## GOAL
Lines containing the word "Черного" are to be located and copied.

(begin)

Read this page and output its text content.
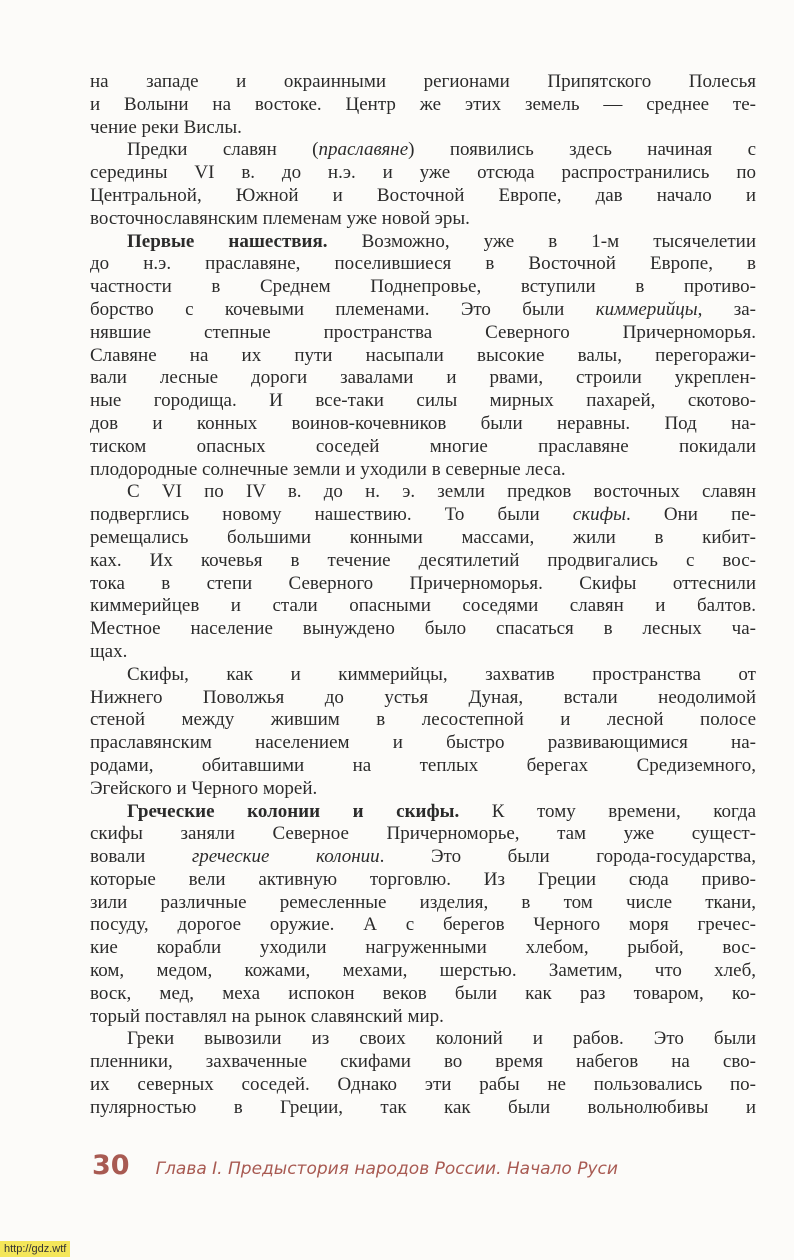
на западе и окраинными регионами Припятского Полесья
и Волыни на востоке. Центр же этих земель — среднее те-
чение реки Вислы.
Предки славян (праславяне) появились здесь начиная с
середины VI в. до н.э. и уже отсюда распространились по
Центральной, Южной и Восточной Европе, дав начало и
восточнославянским племенам уже новой эры.
Первые нашествия. Возможно, уже в 1-м тысячелетии
до н.э. праславяне, поселившиеся в Восточной Европе, в
частности в Среднем Поднепровье, вступили в противо-
борство с кочевыми племенами. Это были киммерийцы, за-
нявшие степные пространства Северного Причерноморья.
Славяне на их пути насыпали высокие валы, перегоражи-
вали лесные дороги завалами и рвами, строили укреплен-
ные городища. И все-таки силы мирных пахарей, скотово-
дов и конных воинов-кочевников были неравны. Под на-
тиском опасных соседей многие праславяне покидали
плодородные солнечные земли и уходили в северные леса.
С VI по IV в. до н. э. земли предков восточных славян
подверглись новому нашествию. То были скифы. Они пе-
ремещались большими конными массами, жили в кибит-
ках. Их кочевья в течение десятилетий продвигались с вос-
тока в степи Северного Причерноморья. Скифы оттеснили
киммерийцев и стали опасными соседями славян и балтов.
Местное население вынуждено было спасаться в лесных ча-
щах.
Скифы, как и киммерийцы, захватив пространства от
Нижнего Поволжья до устья Дуная, встали неодолимой
стеной между жившим в лесостепной и лесной полосе
праславянским населением и быстро развивающимися на-
родами, обитавшими на теплых берегах Средиземного,
Эгейского и Черного морей.
Греческие колонии и скифы. К тому времени, когда
скифы заняли Северное Причерноморье, там уже сущест-
вовали греческие колонии. Это были города-государства,
которые вели активную торговлю. Из Греции сюда приво-
зили различные ремесленные изделия, в том числе ткани,
посуду, дорогое оружие. А с берегов Черного моря гречес-
кие корабли уходили нагруженными хлебом, рыбой, вос-
ком, медом, кожами, мехами, шерстью. Заметим, что хлеб,
воск, мед, меха испокон веков были как раз товаром, ко-
торый поставлял на рынок славянский мир.
Греки вывозили из своих колоний и рабов. Это были
пленники, захваченные скифами во время набегов на сво-
их северных соседей. Однако эти рабы не пользовались по-
пулярностью в Греции, так как были вольнолюбивы и
30 Глава I. Предыстория народов России. Начало Руси
http://gdz.wtf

(end)

## EXERCISE ANSWER
Эгейского и Черного морей.
посуду, дорогое оружие. А с берегов Черного моря гречес-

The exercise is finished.